Page extract:
▶

Published by Ceylon Government, Information Dept. Colombo, 1912.
WHEN the Guide of the World, having accomplished the salvation of the whole world and having reached the utmost stage of blissful rest, was lying on the bed of his nibbana; in the midst of the great assembly of gods, he, the great sage, the greatest of those who have speech, spoke to Sakka' who stood there near him: `Vijaya, son of king Sihabahu, is come to Lanka from the country of Lala, together with seven hundred followers. In Lanka, O lord of gods, will my religion be established, therefore carefully protect him with his followers and Lanka.
Vijaya meets the Yakkhini
And no sooner had the god received the charge from Sakka than he came speedily to Lanka and sat down at the foot of a tree in the guise of a wandering ascetic. And all the followers of Vijaya came to him and asked him: `What island is this, sir?' `The island of Lanka, he answered. `There are no men here, and here no dangers will arise.' And when he had spoken so and sprinkled water on them from his water-vessel, and had wound a thread about their hands he vanished through the air. And there appeared, in the form of a bitch, a yakkhini who was an attendant (of Kuvanna).
One of (Vijaya's men) went after her, although he was forbidden by the prince (for he thought), 'Only where there is a village are dogs to be found.' Her mistress, a yakkhini named Kuvanna, sat at the foot of a tree spinning, as a woman hermit might.

◀

Data block:
▶

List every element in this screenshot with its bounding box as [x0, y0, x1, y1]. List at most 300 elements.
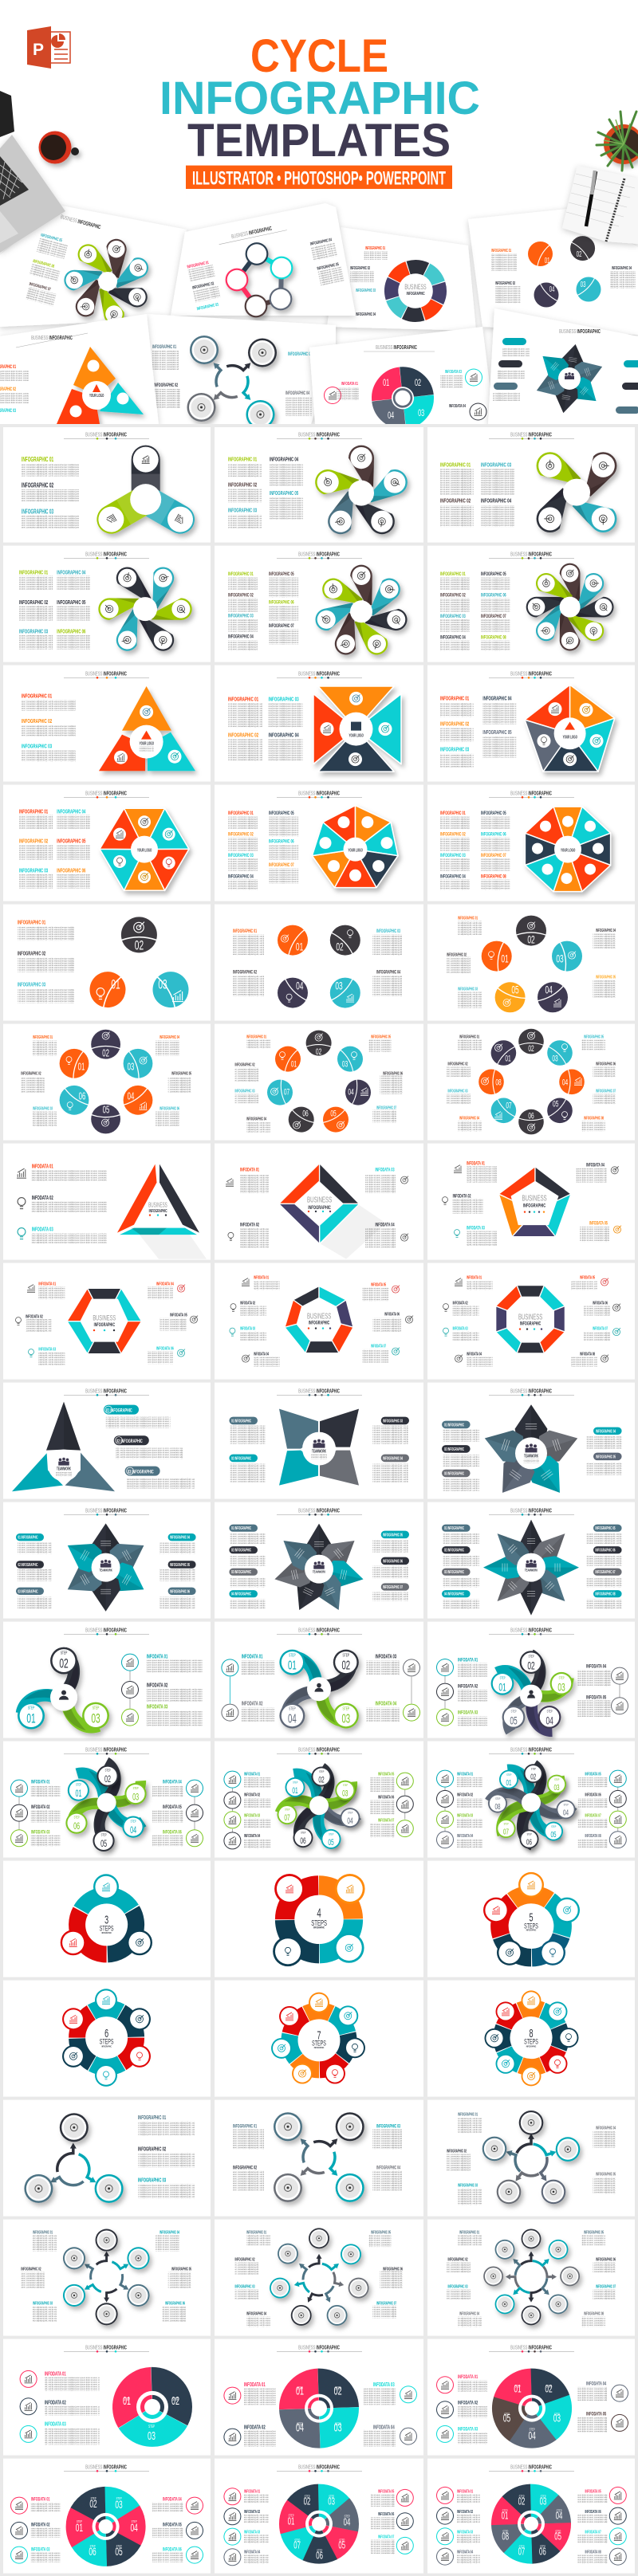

◀

Requests:
- 1) In the Lanka passage, what was the yakkhini Kuvanna doing at the foot of a tree?
- 2) Reproduce the Lanka passage starting with "WHEN the Guide" and going on through "followers and Lanka.".

Solutions for each task:
- 1) She was spinning, as a woman hermit might.

- 2)
WHEN the Guide of the World, having accomplished the salvation of the whole world and having reached the utmost stage of blissful rest, was lying on the bed of his nibbana; in the midst of the great assembly of gods, he, the great sage, the greatest of those who have speech, spoke to Sakka' who stood there near him: `Vijaya, son of king Sihabahu, is come to Lanka from the country of Lala, together with seven hundred followers. In Lanka, O lord of gods, will my religion be established, therefore carefully protect him with his followers and Lanka.